Reproduce the data in its entirety, exactly as supplied.
# # # # # # #
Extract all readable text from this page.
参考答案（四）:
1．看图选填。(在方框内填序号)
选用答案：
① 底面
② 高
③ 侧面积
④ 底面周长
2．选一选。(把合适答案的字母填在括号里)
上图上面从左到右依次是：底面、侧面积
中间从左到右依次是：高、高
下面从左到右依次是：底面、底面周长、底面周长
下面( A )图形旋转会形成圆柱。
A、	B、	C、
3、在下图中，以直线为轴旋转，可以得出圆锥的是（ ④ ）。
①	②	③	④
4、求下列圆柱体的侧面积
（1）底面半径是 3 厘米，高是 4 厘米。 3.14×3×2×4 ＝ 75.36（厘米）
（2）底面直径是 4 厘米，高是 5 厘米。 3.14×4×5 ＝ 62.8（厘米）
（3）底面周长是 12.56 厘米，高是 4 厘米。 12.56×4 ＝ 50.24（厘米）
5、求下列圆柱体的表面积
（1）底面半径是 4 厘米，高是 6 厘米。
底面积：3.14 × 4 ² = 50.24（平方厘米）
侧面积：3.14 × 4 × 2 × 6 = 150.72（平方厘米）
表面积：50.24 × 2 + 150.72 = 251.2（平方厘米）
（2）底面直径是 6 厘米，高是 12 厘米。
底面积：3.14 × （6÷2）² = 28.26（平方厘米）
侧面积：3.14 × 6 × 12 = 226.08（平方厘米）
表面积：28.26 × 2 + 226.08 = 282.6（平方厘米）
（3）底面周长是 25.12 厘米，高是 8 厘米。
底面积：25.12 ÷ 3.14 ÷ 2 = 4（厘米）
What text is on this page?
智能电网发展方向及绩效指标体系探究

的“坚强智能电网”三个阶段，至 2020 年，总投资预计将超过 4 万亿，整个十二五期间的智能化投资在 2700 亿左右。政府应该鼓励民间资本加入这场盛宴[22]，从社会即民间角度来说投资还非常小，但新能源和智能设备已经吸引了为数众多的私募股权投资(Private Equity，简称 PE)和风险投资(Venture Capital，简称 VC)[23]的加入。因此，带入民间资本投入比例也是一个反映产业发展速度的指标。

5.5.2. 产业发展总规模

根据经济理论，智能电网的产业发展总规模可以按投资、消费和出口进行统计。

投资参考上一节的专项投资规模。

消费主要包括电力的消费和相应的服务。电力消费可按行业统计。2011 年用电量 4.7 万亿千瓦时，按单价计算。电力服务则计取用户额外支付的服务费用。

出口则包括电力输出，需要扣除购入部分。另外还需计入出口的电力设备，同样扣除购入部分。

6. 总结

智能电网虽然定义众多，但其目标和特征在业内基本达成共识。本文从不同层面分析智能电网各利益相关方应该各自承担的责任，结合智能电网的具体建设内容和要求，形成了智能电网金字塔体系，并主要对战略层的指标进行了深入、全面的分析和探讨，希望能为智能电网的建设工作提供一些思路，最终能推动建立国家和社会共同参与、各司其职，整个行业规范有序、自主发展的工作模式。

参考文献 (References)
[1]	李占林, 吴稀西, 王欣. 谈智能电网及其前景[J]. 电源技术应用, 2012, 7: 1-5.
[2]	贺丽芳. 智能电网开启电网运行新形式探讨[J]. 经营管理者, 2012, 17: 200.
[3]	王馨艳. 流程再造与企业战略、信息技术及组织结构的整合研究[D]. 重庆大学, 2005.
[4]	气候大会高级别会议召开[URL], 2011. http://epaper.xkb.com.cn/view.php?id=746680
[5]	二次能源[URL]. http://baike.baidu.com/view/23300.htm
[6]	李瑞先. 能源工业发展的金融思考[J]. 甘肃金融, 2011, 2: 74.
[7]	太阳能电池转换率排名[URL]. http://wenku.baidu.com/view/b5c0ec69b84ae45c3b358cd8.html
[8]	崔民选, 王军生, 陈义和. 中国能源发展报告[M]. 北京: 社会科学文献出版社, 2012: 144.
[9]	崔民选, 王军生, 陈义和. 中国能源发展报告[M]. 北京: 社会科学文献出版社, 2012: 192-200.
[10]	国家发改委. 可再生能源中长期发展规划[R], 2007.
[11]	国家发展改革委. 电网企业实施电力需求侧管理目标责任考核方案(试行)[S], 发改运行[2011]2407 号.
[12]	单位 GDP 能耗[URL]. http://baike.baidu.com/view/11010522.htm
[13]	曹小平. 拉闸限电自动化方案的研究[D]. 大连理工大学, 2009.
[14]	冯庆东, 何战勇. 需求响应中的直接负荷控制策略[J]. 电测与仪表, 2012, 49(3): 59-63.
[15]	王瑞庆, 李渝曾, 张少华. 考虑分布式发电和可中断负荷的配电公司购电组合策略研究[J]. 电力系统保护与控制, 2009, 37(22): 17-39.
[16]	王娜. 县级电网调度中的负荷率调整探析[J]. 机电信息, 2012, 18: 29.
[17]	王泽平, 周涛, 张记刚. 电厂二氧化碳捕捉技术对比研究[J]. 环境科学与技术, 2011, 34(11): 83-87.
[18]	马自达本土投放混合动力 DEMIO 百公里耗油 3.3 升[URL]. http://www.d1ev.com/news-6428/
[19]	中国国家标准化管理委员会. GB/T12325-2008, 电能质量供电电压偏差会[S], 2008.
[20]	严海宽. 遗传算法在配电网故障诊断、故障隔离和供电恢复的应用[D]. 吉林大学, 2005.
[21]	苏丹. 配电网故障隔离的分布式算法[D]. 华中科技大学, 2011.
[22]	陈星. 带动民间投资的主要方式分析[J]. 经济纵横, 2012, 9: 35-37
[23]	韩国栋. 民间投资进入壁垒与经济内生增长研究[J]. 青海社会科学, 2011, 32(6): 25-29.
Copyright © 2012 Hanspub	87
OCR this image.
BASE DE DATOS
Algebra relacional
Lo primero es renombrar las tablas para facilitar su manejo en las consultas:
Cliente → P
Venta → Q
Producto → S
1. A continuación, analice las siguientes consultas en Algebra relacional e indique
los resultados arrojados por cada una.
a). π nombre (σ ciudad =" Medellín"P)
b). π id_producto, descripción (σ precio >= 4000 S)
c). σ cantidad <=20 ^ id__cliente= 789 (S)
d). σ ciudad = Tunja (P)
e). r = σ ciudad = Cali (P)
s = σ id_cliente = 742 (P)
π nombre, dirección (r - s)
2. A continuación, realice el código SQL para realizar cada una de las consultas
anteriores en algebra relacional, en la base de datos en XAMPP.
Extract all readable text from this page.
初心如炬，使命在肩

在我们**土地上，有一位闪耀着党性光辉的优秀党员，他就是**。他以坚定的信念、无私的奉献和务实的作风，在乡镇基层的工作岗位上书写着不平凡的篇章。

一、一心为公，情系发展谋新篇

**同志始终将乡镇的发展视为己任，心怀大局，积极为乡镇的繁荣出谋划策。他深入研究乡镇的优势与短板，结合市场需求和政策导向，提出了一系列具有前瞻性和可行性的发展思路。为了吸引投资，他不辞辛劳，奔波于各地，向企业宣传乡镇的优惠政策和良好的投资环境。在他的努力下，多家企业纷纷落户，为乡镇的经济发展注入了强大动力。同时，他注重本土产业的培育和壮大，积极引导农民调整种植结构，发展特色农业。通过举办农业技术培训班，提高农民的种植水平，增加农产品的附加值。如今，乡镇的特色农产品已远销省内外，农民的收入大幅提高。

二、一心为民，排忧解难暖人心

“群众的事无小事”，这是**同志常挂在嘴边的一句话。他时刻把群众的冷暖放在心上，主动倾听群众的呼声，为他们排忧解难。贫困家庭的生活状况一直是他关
# # # # # # #
→ **The solution**
Extract all readable text from this page.
参考答案（四）:
1．看图选填。(在方框内填序号)
选用答案：
① 底面
② 高
③ 侧面积
④ 底面周长
2．选一选。(把合适答案的字母填在括号里)
上图上面从左到右依次是：底面、侧面积
中间从左到右依次是：高、高
下面从左到右依次是：底面、底面周长、底面周长
下面( A )图形旋转会形成圆柱。
A、	B、	C、
3、在下图中，以直线为轴旋转，可以得出圆锥的是（ ④ ）。
①	②	③	④
4、求下列圆柱体的侧面积
（1）底面半径是 3 厘米，高是 4 厘米。 3.14×3×2×4 ＝ 75.36（厘米）
（2）底面直径是 4 厘米，高是 5 厘米。 3.14×4×5 ＝ 62.8（厘米）
（3）底面周长是 12.56 厘米，高是 4 厘米。 12.56×4 ＝ 50.24（厘米）
5、求下列圆柱体的表面积
（1）底面半径是 4 厘米，高是 6 厘米。
底面积：3.14 × 4 ² = 50.24（平方厘米）
侧面积：3.14 × 4 × 2 × 6 = 150.72（平方厘米）
表面积：50.24 × 2 + 150.72 = 251.2（平方厘米）
（2）底面直径是 6 厘米，高是 12 厘米。
底面积：3.14 × （6÷2）² = 28.26（平方厘米）
侧面积：3.14 × 6 × 12 = 226.08（平方厘米）
表面积：28.26 × 2 + 226.08 = 282.6（平方厘米）
（3）底面周长是 25.12 厘米，高是 8 厘米。
底面积：25.12 ÷ 3.14 ÷ 2 = 4（厘米）
What text is on this page?
智能电网发展方向及绩效指标体系探究

的“坚强智能电网”三个阶段，至 2020 年，总投资预计将超过 4 万亿，整个十二五期间的智能化投资在 2700 亿左右。政府应该鼓励民间资本加入这场盛宴[22]，从社会即民间角度来说投资还非常小，但新能源和智能设备已经吸引了为数众多的私募股权投资(Private Equity，简称 PE)和风险投资(Venture Capital，简称 VC)[23]的加入。因此，带入民间资本投入比例也是一个反映产业发展速度的指标。

5.5.2. 产业发展总规模

根据经济理论，智能电网的产业发展总规模可以按投资、消费和出口进行统计。

投资参考上一节的专项投资规模。

消费主要包括电力的消费和相应的服务。电力消费可按行业统计。2011 年用电量 4.7 万亿千瓦时，按单价计算。电力服务则计取用户额外支付的服务费用。

出口则包括电力输出，需要扣除购入部分。另外还需计入出口的电力设备，同样扣除购入部分。

6. 总结

智能电网虽然定义众多，但其目标和特征在业内基本达成共识。本文从不同层面分析智能电网各利益相关方应该各自承担的责任，结合智能电网的具体建设内容和要求，形成了智能电网金字塔体系，并主要对战略层的指标进行了深入、全面的分析和探讨，希望能为智能电网的建设工作提供一些思路，最终能推动建立国家和社会共同参与、各司其职，整个行业规范有序、自主发展的工作模式。

参考文献 (References)
[1]	李占林, 吴稀西, 王欣. 谈智能电网及其前景[J]. 电源技术应用, 2012, 7: 1-5.
[2]	贺丽芳. 智能电网开启电网运行新形式探讨[J]. 经营管理者, 2012, 17: 200.
[3]	王馨艳. 流程再造与企业战略、信息技术及组织结构的整合研究[D]. 重庆大学, 2005.
[4]	气候大会高级别会议召开[URL], 2011. http://epaper.xkb.com.cn/view.php?id=746680
[5]	二次能源[URL]. http://baike.baidu.com/view/23300.htm
[6]	李瑞先. 能源工业发展的金融思考[J]. 甘肃金融, 2011, 2: 74.
[7]	太阳能电池转换率排名[URL]. http://wenku.baidu.com/view/b5c0ec69b84ae45c3b358cd8.html
[8]	崔民选, 王军生, 陈义和. 中国能源发展报告[M]. 北京: 社会科学文献出版社, 2012: 144.
[9]	崔民选, 王军生, 陈义和. 中国能源发展报告[M]. 北京: 社会科学文献出版社, 2012: 192-200.
[10]	国家发改委. 可再生能源中长期发展规划[R], 2007.
[11]	国家发展改革委. 电网企业实施电力需求侧管理目标责任考核方案(试行)[S], 发改运行[2011]2407 号.
[12]	单位 GDP 能耗[URL]. http://baike.baidu.com/view/11010522.htm
[13]	曹小平. 拉闸限电自动化方案的研究[D]. 大连理工大学, 2009.
[14]	冯庆东, 何战勇. 需求响应中的直接负荷控制策略[J]. 电测与仪表, 2012, 49(3): 59-63.
[15]	王瑞庆, 李渝曾, 张少华. 考虑分布式发电和可中断负荷的配电公司购电组合策略研究[J]. 电力系统保护与控制, 2009, 37(22): 17-39.
[16]	王娜. 县级电网调度中的负荷率调整探析[J]. 机电信息, 2012, 18: 29.
[17]	王泽平, 周涛, 张记刚. 电厂二氧化碳捕捉技术对比研究[J]. 环境科学与技术, 2011, 34(11): 83-87.
[18]	马自达本土投放混合动力 DEMIO 百公里耗油 3.3 升[URL]. http://www.d1ev.com/news-6428/
[19]	中国国家标准化管理委员会. GB/T12325-2008, 电能质量供电电压偏差会[S], 2008.
[20]	严海宽. 遗传算法在配电网故障诊断、故障隔离和供电恢复的应用[D]. 吉林大学, 2005.
[21]	苏丹. 配电网故障隔离的分布式算法[D]. 华中科技大学, 2011.
[22]	陈星. 带动民间投资的主要方式分析[J]. 经济纵横, 2012, 9: 35-37
[23]	韩国栋. 民间投资进入壁垒与经济内生增长研究[J]. 青海社会科学, 2011, 32(6): 25-29.
Copyright © 2012 Hanspub	87
OCR this image.
BASE DE DATOS
Algebra relacional
Lo primero es renombrar las tablas para facilitar su manejo en las consultas:
Cliente → P
Venta → Q
Producto → S
1. A continuación, analice las siguientes consultas en Algebra relacional e indique
los resultados arrojados por cada una.
a). π nombre (σ ciudad =" Medellín"P)
b). π id_producto, descripción (σ precio >= 4000 S)
c). σ cantidad <=20 ^ id__cliente= 789 (S)
d). σ ciudad = Tunja (P)
e). r = σ ciudad = Cali (P)
s = σ id_cliente = 742 (P)
π nombre, dirección (r - s)
2. A continuación, realice el código SQL para realizar cada una de las consultas
anteriores en algebra relacional, en la base de datos en XAMPP.
Extract all readable text from this page.
初心如炬，使命在肩

在我们**土地上，有一位闪耀着党性光辉的优秀党员，他就是**。他以坚定的信念、无私的奉献和务实的作风，在乡镇基层的工作岗位上书写着不平凡的篇章。

一、一心为公，情系发展谋新篇

**同志始终将乡镇的发展视为己任，心怀大局，积极为乡镇的繁荣出谋划策。他深入研究乡镇的优势与短板，结合市场需求和政策导向，提出了一系列具有前瞻性和可行性的发展思路。为了吸引投资，他不辞辛劳，奔波于各地，向企业宣传乡镇的优惠政策和良好的投资环境。在他的努力下，多家企业纷纷落户，为乡镇的经济发展注入了强大动力。同时，他注重本土产业的培育和壮大，积极引导农民调整种植结构，发展特色农业。通过举办农业技术培训班，提高农民的种植水平，增加农产品的附加值。如今，乡镇的特色农产品已远销省内外，农民的收入大幅提高。

二、一心为民，排忧解难暖人心

“群众的事无小事”，这是**同志常挂在嘴边的一句话。他时刻把群众的冷暖放在心上，主动倾听群众的呼声，为他们排忧解难。贫困家庭的生活状况一直是他关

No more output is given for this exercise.